Dataset excerpt
__________
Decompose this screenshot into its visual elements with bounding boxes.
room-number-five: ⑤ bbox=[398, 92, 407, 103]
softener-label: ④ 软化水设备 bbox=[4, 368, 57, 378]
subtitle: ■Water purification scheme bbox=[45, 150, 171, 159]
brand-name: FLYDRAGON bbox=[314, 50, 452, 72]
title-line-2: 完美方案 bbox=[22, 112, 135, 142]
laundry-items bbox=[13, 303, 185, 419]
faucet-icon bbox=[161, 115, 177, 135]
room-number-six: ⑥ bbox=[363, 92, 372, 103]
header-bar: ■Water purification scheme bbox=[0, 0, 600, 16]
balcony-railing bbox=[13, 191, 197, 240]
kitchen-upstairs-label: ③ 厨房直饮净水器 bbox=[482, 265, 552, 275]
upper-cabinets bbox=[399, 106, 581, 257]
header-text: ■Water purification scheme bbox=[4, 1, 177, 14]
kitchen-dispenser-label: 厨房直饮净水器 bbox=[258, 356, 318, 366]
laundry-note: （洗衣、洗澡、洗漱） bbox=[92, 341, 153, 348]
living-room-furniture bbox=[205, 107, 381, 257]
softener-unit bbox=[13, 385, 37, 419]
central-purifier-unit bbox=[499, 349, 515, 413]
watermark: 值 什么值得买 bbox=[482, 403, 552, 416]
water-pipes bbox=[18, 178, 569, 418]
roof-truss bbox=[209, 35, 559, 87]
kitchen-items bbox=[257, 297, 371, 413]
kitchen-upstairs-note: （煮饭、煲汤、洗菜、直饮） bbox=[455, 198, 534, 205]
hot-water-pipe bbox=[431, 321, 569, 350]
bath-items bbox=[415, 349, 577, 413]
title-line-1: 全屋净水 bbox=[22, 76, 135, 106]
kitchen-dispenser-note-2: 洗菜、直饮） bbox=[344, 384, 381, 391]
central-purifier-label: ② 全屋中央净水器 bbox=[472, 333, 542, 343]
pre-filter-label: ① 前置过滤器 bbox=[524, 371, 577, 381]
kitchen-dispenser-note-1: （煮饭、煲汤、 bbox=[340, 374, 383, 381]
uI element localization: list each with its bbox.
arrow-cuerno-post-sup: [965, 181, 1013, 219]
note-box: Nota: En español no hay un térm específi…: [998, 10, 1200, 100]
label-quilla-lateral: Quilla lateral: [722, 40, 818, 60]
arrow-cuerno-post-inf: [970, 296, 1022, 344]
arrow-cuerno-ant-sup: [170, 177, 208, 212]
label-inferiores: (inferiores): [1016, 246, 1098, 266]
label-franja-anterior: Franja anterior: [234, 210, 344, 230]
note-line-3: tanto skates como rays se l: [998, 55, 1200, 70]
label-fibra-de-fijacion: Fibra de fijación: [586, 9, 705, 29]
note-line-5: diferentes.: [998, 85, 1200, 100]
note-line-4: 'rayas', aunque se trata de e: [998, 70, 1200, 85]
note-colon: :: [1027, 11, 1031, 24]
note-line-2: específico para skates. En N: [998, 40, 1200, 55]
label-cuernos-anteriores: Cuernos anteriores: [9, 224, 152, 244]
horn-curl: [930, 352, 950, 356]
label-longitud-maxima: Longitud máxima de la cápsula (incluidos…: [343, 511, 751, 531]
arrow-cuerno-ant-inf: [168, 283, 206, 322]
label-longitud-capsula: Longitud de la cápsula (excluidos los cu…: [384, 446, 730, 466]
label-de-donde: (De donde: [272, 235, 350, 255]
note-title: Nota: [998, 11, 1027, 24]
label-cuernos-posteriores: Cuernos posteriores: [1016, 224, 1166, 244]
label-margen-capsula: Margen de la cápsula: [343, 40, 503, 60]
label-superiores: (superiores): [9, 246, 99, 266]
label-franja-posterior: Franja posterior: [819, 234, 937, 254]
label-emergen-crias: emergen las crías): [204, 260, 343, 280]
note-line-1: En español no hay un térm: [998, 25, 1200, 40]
__________
Update all of the lines above by replacing "purification" with "filtration" wherever it occurs. Leave everything else unchanged.

Expected answer:
Decompose this screenshot into its visual elements with bounding boxes.
room-number-five: ⑤ bbox=[398, 92, 407, 103]
softener-label: ④ 软化水设备 bbox=[4, 368, 57, 378]
subtitle: ■Water filtration scheme bbox=[45, 150, 171, 159]
brand-name: FLYDRAGON bbox=[314, 50, 452, 72]
title-line-2: 完美方案 bbox=[22, 112, 135, 142]
laundry-items bbox=[13, 303, 185, 419]
faucet-icon bbox=[161, 115, 177, 135]
room-number-six: ⑥ bbox=[363, 92, 372, 103]
header-bar: ■Water filtration scheme bbox=[0, 0, 600, 16]
balcony-railing bbox=[13, 191, 197, 240]
kitchen-upstairs-label: ③ 厨房直饮净水器 bbox=[482, 265, 552, 275]
upper-cabinets bbox=[399, 106, 581, 257]
header-text: ■Water filtration scheme bbox=[4, 1, 177, 14]
kitchen-dispenser-label: 厨房直饮净水器 bbox=[258, 356, 318, 366]
laundry-note: （洗衣、洗澡、洗漱） bbox=[92, 341, 153, 348]
living-room-furniture bbox=[205, 107, 381, 257]
softener-unit bbox=[13, 385, 37, 419]
central-purifier-unit bbox=[499, 349, 515, 413]
watermark: 值 什么值得买 bbox=[482, 403, 552, 416]
water-pipes bbox=[18, 178, 569, 418]
roof-truss bbox=[209, 35, 559, 87]
kitchen-items bbox=[257, 297, 371, 413]
kitchen-upstairs-note: （煮饭、煲汤、洗菜、直饮） bbox=[455, 198, 534, 205]
hot-water-pipe bbox=[431, 321, 569, 350]
bath-items bbox=[415, 349, 577, 413]
title-line-1: 全屋净水 bbox=[22, 76, 135, 106]
kitchen-dispenser-note-2: 洗菜、直饮） bbox=[344, 384, 381, 391]
central-purifier-label: ② 全屋中央净水器 bbox=[472, 333, 542, 343]
pre-filter-label: ① 前置过滤器 bbox=[524, 371, 577, 381]
kitchen-dispenser-note-1: （煮饭、煲汤、 bbox=[340, 374, 383, 381]
uI element localization: list each with its bbox.
arrow-cuerno-post-sup: [965, 181, 1013, 219]
note-box: Nota: En español no hay un térm específi…: [998, 10, 1200, 100]
label-quilla-lateral: Quilla lateral: [722, 40, 818, 60]
arrow-cuerno-post-inf: [970, 296, 1022, 344]
arrow-cuerno-ant-sup: [170, 177, 208, 212]
label-inferiores: (inferiores): [1016, 246, 1098, 266]
label-franja-anterior: Franja anterior: [234, 210, 344, 230]
note-line-3: tanto skates como rays se l: [998, 55, 1200, 70]
label-fibra-de-fijacion: Fibra de fijación: [586, 9, 705, 29]
note-line-5: diferentes.: [998, 85, 1200, 100]
note-line-4: 'rayas', aunque se trata de e: [998, 70, 1200, 85]
note-colon: :: [1027, 11, 1031, 24]
note-line-2: específico para skates. En N: [998, 40, 1200, 55]
label-cuernos-anteriores: Cuernos anteriores: [9, 224, 152, 244]
horn-curl: [930, 352, 950, 356]
label-longitud-maxima: Longitud máxima de la cápsula (incluidos…: [343, 511, 751, 531]
arrow-cuerno-ant-inf: [168, 283, 206, 322]
label-longitud-capsula: Longitud de la cápsula (excluidos los cu…: [384, 446, 730, 466]
label-de-donde: (De donde: [272, 235, 350, 255]
note-title: Nota: [998, 11, 1027, 24]
label-cuernos-posteriores: Cuernos posteriores: [1016, 224, 1166, 244]
label-margen-capsula: Margen de la cápsula: [343, 40, 503, 60]
label-superiores: (superiores): [9, 246, 99, 266]
label-franja-posterior: Franja posterior: [819, 234, 937, 254]
label-emergen-crias: emergen las crías): [204, 260, 343, 280]
note-line-1: En español no hay un térm: [998, 25, 1200, 40]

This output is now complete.